Task to complete:
Gather up all lines that carry the word "قوله".

Records for the exercise:

__________

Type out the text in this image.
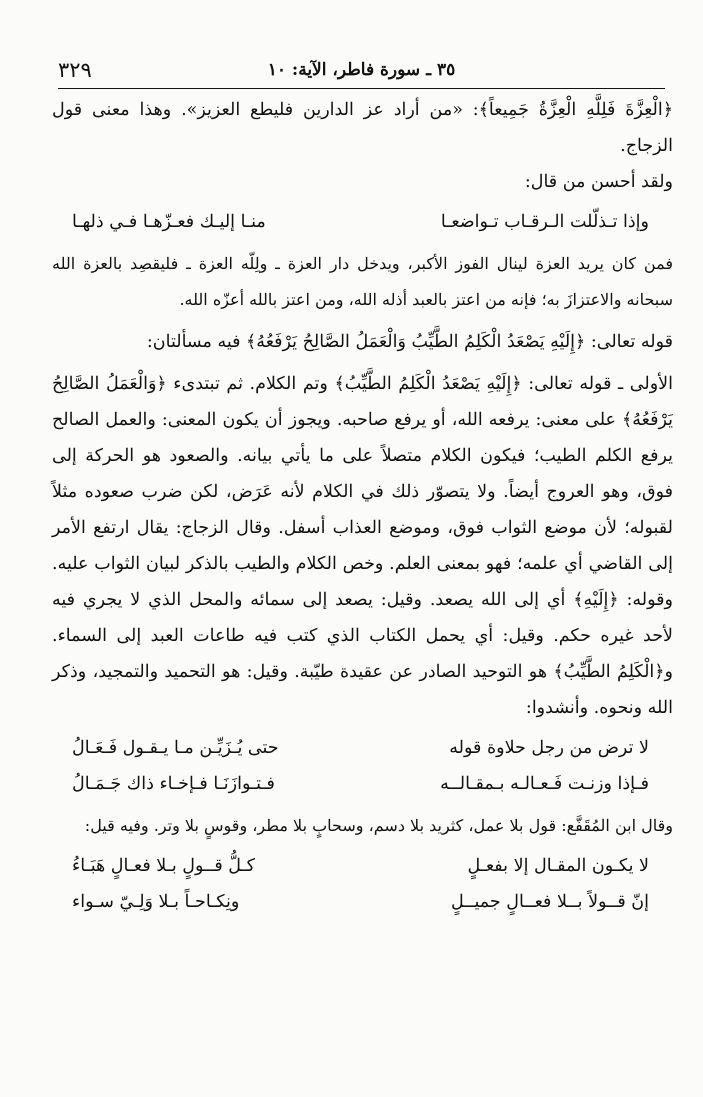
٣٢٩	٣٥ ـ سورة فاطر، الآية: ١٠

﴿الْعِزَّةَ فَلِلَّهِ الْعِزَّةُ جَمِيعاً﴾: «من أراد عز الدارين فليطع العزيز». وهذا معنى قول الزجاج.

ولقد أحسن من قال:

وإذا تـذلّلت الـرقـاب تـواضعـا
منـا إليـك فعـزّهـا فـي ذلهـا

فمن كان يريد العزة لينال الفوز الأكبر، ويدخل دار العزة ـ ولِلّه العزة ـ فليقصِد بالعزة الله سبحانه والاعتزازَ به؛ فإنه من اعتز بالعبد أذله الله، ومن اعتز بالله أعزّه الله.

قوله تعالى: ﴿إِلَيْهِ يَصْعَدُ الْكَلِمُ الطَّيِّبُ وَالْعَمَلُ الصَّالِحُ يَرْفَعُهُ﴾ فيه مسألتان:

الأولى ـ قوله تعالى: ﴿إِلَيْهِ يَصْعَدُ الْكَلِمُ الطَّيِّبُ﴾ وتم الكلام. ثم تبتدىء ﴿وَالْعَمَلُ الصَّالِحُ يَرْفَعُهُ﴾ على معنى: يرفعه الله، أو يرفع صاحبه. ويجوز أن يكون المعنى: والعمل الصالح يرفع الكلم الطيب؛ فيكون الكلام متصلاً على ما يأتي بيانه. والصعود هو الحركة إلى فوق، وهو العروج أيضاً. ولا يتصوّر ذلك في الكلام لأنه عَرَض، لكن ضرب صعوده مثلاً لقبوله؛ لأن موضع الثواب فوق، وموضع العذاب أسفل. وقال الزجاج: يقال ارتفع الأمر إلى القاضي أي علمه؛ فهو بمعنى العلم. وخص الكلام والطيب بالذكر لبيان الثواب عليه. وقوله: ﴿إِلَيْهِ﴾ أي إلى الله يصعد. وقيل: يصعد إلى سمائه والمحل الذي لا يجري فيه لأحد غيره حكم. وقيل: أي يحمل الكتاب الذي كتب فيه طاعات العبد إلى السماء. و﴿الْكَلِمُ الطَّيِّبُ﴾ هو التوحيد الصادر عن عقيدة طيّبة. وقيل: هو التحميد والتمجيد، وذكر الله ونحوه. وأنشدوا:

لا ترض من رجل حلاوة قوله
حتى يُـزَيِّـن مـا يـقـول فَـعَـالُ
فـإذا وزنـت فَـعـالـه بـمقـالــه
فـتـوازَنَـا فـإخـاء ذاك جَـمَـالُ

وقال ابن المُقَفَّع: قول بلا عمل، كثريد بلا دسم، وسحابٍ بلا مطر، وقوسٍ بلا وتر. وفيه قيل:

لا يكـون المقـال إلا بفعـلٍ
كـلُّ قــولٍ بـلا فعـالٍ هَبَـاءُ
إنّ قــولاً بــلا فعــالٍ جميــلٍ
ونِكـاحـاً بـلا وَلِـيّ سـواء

__________

Response to this task:
قوله تعالى: ﴿إِلَيْهِ يَصْعَدُ الْكَلِمُ الطَّيِّبُ وَالْعَمَلُ الصَّالِحُ يَرْفَعُهُ﴾ فيه مسألتان:
الأولى ـ قوله تعالى: ﴿إِلَيْهِ يَصْعَدُ الْكَلِمُ الطَّيِّبُ﴾ وتم الكلام. ثم تبتدىء ﴿وَالْعَمَلُ الصَّالِحُ يَرْفَعُهُ﴾ على معنى: يرفعه الله، أو يرفع صاحبه. ويجوز أن يكون المعنى: والعمل الصالح يرفع الكلم الطيب؛ فيكون الكلام متصلاً على ما يأتي بيانه. والصعود هو الحركة إلى فوق، وهو العروج أيضاً. ولا يتصوّر ذلك في الكلام لأنه عَرَض، لكن ضرب صعوده مثلاً لقبوله؛ لأن موضع الثواب فوق، وموضع العذاب أسفل. وقال الزجاج: يقال ارتفع الأمر إلى القاضي أي علمه؛ فهو بمعنى العلم. وخص الكلام والطيب بالذكر لبيان الثواب عليه. وقوله: ﴿إِلَيْهِ﴾ أي إلى الله يصعد. وقيل: يصعد إلى سمائه والمحل الذي لا يجري فيه لأحد غيره حكم. وقيل: أي يحمل الكتاب الذي كتب فيه طاعات العبد إلى السماء. و﴿الْكَلِمُ الطَّيِّبُ﴾ هو التوحيد الصادر عن عقيدة طيّبة. وقيل: هو التحميد والتمجيد، وذكر الله ونحوه. وأنشدوا:
لا ترض من رجل حلاوة قوله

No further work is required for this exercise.